• [SET PROBLEM]: Scan the entries and tally the lines that include the string "title". Reply with the figure alone.

Records:

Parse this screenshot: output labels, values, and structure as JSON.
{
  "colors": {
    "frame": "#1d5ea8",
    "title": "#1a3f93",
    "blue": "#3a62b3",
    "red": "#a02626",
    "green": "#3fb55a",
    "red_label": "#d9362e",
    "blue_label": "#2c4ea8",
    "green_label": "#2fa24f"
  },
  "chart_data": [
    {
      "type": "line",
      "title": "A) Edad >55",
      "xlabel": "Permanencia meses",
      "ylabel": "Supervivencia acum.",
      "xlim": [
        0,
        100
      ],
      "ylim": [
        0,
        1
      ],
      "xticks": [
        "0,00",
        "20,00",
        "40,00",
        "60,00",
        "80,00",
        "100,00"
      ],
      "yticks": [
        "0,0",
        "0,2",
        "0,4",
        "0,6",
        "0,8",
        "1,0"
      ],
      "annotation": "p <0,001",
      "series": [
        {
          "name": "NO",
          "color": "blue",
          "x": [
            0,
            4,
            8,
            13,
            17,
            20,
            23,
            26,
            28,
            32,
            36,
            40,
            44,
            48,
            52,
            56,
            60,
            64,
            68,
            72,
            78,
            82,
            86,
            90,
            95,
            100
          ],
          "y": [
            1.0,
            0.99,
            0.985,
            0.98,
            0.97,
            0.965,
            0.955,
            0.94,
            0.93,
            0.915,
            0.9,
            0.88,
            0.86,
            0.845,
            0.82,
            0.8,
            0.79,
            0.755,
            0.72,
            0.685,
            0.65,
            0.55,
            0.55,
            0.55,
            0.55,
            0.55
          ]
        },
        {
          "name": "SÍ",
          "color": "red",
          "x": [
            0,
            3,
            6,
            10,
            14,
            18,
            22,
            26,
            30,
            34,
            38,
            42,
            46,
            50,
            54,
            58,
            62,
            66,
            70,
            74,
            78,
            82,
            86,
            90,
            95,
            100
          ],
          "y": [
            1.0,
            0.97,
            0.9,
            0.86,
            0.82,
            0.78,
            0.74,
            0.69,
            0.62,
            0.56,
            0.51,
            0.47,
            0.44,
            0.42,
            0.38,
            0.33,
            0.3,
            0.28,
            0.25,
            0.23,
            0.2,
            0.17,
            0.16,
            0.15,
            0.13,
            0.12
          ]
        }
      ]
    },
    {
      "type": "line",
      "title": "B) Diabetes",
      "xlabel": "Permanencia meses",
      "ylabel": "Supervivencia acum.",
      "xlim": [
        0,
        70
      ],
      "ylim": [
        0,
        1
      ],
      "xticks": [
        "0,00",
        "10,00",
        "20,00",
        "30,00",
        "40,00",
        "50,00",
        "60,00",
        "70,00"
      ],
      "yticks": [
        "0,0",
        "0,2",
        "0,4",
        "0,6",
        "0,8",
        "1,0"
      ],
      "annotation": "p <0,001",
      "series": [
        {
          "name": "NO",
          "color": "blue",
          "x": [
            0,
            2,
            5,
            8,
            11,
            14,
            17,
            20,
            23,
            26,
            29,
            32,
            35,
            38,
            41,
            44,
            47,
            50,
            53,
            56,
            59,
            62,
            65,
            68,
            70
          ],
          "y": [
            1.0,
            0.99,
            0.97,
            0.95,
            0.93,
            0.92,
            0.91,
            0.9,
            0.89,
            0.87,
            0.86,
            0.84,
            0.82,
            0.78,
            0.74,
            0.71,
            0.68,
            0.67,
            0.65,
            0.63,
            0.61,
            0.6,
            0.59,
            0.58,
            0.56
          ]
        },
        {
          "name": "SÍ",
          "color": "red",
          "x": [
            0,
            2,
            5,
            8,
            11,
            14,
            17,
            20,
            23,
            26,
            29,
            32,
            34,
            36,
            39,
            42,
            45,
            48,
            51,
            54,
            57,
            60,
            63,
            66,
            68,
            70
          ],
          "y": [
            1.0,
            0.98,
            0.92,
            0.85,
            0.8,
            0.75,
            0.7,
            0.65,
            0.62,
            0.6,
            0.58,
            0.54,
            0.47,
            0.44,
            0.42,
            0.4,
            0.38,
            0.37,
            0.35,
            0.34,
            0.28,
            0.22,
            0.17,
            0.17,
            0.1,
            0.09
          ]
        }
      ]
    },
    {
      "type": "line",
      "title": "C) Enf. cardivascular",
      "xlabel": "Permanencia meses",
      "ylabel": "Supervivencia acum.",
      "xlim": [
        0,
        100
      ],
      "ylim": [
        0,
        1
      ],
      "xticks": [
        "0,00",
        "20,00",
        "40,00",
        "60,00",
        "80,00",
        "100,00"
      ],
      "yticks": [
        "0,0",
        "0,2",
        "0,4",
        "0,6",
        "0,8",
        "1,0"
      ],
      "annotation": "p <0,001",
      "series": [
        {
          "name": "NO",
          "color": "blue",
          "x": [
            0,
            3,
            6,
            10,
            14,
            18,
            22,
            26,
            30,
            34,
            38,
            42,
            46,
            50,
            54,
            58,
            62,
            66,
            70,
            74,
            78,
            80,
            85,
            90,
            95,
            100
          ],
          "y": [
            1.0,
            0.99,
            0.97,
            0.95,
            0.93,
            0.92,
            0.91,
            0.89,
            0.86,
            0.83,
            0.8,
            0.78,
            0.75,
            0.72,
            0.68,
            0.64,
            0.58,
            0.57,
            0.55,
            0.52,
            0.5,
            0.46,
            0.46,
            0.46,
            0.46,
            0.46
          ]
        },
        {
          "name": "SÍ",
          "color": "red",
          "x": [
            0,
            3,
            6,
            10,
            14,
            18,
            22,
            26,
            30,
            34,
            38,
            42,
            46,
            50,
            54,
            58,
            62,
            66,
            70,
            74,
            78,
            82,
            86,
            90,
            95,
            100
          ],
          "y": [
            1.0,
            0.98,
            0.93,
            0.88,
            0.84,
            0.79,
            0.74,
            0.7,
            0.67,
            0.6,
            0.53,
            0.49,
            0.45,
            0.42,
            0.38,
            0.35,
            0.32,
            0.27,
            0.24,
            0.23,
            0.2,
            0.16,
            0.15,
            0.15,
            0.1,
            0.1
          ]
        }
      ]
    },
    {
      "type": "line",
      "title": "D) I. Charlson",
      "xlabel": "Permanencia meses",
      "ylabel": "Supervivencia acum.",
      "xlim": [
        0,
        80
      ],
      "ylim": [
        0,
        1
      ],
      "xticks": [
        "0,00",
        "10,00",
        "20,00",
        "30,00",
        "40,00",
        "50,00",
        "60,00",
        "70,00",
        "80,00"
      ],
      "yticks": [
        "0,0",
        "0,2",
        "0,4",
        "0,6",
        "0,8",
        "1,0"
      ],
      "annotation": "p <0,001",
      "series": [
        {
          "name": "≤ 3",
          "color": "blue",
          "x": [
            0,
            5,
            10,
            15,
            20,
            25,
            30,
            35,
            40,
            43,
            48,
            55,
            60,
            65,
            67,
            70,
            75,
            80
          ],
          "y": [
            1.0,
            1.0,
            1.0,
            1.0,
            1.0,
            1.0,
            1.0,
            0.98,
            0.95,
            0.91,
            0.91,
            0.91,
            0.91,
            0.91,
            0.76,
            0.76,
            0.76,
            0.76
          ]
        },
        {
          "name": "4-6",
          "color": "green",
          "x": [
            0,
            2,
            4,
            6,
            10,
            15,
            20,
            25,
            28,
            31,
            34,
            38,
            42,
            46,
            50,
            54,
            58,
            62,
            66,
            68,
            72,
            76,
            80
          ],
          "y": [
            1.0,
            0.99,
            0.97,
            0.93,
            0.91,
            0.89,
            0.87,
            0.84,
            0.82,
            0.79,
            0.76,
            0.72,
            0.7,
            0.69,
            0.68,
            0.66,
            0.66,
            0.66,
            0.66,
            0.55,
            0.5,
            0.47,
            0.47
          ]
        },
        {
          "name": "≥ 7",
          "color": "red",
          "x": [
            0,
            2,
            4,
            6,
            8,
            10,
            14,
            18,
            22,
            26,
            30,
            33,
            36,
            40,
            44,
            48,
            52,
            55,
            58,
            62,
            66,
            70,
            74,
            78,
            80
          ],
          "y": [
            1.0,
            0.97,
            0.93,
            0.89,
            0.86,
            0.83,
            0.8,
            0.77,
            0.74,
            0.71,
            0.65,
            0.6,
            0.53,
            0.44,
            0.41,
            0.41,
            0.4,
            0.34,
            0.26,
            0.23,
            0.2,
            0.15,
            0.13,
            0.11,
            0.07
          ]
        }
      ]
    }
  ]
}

• [ANSWER TO THIS EXERCISE]: 5